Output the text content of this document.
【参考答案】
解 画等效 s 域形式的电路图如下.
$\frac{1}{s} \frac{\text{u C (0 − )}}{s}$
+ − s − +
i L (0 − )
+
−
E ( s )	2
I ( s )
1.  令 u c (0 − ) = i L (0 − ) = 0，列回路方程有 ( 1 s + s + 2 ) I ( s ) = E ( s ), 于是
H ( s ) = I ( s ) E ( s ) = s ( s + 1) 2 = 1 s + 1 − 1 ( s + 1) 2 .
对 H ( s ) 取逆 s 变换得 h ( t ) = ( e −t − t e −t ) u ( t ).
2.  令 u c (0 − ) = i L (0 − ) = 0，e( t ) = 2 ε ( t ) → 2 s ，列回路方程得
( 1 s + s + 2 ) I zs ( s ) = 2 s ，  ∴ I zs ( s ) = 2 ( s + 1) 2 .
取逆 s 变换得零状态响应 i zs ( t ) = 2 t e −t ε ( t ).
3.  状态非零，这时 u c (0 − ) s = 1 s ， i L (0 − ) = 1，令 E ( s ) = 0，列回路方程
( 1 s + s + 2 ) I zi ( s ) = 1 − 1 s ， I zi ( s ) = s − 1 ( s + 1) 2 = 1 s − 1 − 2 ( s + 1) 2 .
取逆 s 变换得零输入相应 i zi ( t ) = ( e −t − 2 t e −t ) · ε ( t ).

__Stated problem__. Using the records above, select and copy every line that has the word "text".

__Output__.
Output the text content of this document.
$\frac{1}{s} \frac{\text{u C (0 − )}}{s}$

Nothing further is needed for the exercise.